### Problem statement
Go through the records line by line and work out how many lines hold the word "ramCarlosT". Answer with the number only.

* Begin *

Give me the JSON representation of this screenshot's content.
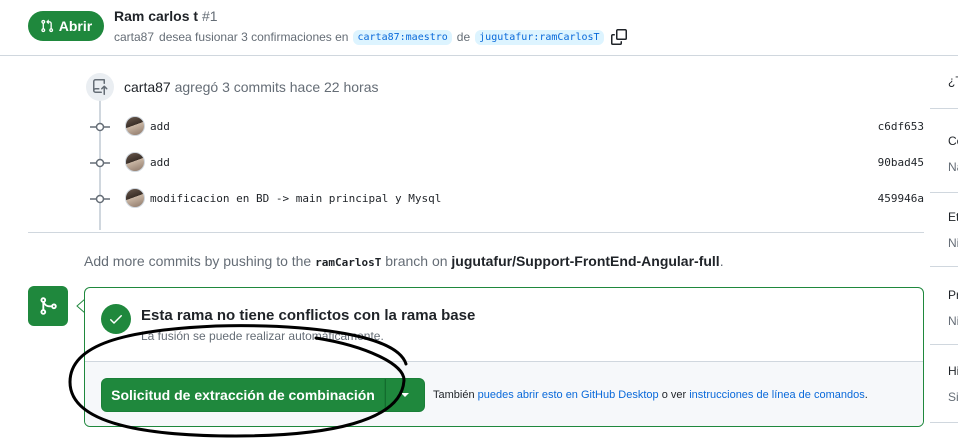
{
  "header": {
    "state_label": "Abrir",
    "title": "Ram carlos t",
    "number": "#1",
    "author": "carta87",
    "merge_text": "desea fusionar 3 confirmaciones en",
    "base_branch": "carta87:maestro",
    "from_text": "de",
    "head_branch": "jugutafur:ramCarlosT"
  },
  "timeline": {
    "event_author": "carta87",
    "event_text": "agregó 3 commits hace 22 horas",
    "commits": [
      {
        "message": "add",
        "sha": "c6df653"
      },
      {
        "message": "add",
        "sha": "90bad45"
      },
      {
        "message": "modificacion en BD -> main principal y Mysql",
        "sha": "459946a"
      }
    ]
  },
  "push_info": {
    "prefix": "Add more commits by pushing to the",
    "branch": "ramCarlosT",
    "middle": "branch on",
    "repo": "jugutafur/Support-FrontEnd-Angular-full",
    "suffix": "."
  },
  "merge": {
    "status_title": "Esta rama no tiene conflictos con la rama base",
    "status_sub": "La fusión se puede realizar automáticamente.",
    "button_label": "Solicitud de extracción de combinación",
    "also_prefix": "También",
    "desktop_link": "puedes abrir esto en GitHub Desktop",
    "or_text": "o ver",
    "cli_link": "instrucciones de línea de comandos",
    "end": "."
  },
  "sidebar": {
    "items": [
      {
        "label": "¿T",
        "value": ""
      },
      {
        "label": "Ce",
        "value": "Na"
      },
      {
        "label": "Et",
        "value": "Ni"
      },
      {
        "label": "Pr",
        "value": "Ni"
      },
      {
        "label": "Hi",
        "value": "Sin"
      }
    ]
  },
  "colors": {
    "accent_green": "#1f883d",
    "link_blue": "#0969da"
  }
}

* End *
* Begin *

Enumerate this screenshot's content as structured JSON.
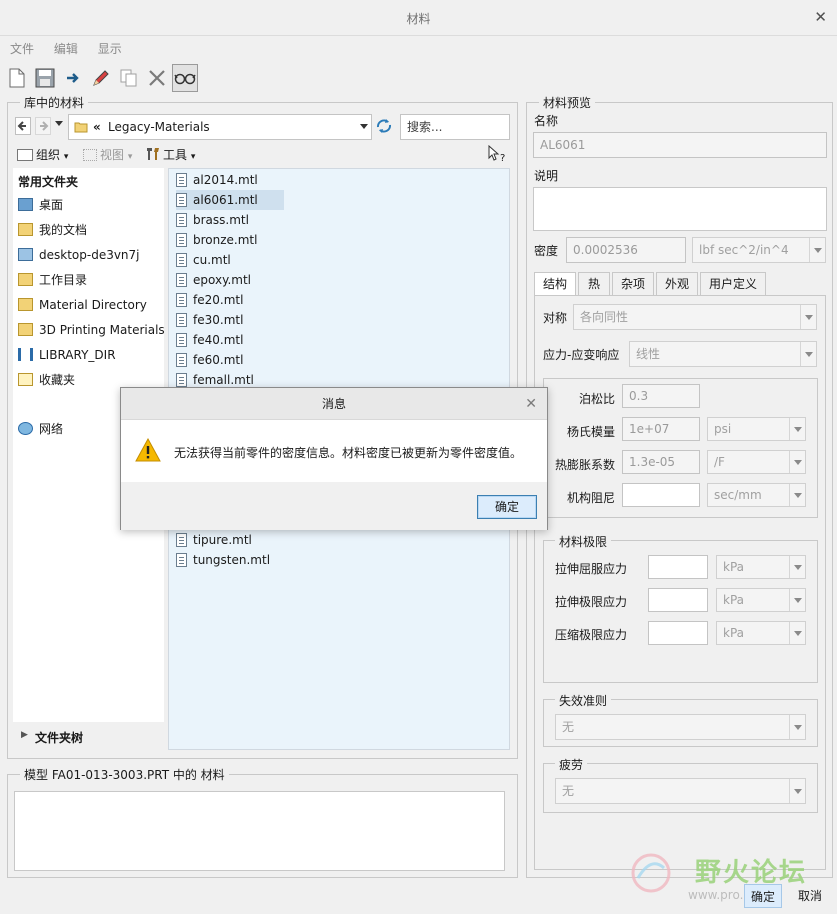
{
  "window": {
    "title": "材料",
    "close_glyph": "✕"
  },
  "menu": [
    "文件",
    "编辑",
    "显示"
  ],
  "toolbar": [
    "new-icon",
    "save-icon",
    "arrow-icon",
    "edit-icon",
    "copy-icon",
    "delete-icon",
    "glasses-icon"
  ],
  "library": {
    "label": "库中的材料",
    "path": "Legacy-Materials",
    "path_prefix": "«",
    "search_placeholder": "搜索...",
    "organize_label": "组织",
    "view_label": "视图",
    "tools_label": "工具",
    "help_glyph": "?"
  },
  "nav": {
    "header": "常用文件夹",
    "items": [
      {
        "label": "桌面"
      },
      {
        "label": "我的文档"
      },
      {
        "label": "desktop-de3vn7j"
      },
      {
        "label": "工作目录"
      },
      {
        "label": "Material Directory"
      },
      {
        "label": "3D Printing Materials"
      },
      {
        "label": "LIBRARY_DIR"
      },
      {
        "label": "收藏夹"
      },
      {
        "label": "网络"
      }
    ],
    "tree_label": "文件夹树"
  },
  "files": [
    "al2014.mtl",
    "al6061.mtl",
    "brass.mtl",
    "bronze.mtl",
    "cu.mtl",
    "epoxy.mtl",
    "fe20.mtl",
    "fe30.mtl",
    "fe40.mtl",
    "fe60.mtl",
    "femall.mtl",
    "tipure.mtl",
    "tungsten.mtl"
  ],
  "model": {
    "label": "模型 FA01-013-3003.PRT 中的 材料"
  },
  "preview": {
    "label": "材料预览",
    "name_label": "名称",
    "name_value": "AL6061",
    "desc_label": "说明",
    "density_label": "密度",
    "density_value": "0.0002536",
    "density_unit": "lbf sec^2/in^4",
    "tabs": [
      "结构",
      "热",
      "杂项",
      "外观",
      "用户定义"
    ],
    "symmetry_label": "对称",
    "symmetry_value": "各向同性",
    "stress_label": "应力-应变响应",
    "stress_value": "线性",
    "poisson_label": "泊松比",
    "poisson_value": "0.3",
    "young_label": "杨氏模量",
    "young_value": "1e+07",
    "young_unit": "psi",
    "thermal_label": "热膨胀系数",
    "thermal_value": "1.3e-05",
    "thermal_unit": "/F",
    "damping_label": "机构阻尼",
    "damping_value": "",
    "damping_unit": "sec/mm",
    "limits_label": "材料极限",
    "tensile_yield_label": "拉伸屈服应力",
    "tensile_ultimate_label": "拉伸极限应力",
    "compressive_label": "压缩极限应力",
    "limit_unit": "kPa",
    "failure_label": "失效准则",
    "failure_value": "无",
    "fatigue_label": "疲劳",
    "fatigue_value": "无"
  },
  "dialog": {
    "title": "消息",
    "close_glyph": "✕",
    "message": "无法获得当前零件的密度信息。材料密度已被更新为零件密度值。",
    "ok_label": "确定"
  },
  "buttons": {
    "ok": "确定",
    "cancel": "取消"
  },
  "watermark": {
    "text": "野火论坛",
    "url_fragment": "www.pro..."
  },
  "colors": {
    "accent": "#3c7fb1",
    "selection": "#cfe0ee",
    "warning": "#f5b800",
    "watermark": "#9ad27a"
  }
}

* End *
* Begin *

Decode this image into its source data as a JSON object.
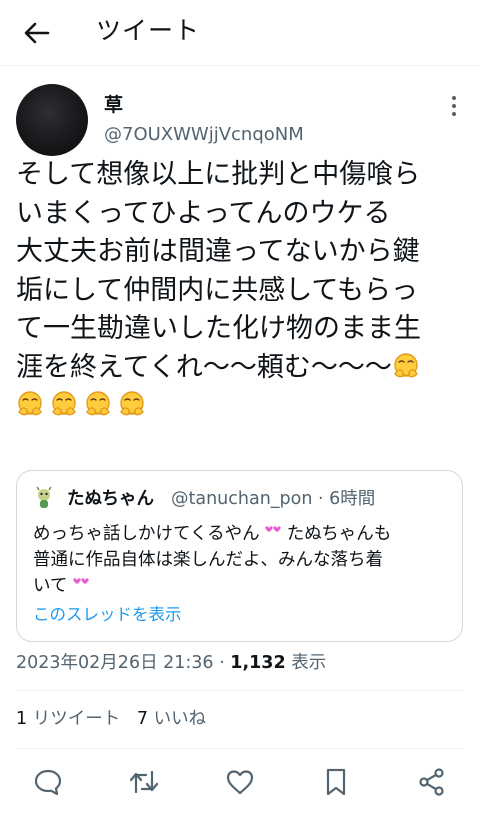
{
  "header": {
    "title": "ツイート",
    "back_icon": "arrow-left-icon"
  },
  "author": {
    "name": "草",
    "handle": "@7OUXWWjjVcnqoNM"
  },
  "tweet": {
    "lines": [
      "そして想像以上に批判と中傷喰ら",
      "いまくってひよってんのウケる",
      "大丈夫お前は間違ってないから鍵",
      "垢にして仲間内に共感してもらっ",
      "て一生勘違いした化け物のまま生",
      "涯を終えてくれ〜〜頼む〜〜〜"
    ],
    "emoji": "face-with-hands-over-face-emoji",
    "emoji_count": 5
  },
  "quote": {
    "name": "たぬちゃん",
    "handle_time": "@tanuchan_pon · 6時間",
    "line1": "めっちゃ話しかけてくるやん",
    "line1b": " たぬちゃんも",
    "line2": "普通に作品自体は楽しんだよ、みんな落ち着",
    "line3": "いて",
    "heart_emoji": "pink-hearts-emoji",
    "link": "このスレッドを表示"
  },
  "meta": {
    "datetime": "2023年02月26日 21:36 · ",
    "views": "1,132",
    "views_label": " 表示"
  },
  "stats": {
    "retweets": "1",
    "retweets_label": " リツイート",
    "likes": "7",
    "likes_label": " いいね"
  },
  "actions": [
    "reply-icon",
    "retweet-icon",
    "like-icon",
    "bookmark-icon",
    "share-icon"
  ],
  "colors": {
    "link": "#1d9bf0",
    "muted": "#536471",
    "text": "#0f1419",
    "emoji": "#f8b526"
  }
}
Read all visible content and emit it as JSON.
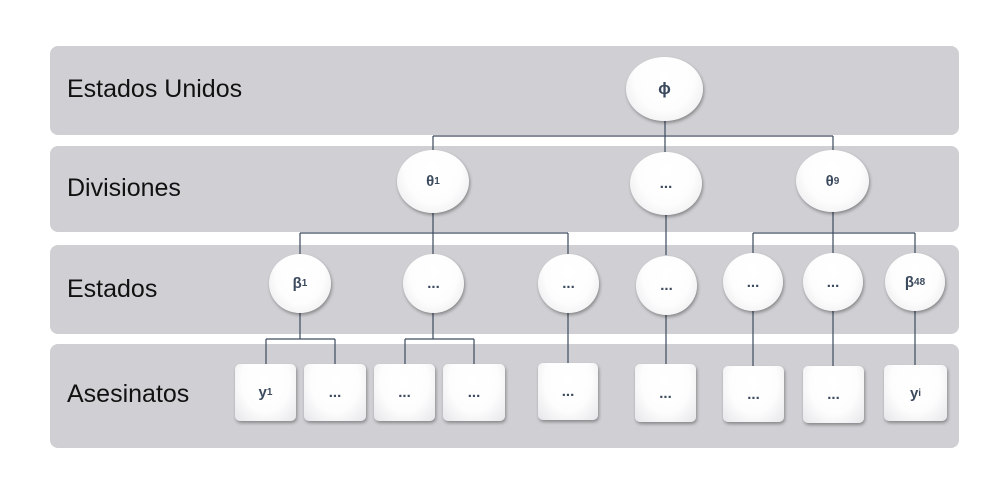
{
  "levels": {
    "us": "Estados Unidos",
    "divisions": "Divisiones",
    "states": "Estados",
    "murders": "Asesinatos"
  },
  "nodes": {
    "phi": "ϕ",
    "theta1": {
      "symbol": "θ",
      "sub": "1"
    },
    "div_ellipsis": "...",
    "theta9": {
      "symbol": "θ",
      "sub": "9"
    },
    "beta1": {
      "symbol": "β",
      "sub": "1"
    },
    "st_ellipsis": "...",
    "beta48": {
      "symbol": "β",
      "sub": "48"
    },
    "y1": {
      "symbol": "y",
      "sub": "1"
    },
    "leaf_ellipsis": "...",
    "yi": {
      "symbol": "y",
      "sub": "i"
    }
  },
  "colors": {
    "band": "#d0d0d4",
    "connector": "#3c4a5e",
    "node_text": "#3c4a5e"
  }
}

* End *

### Complete response
2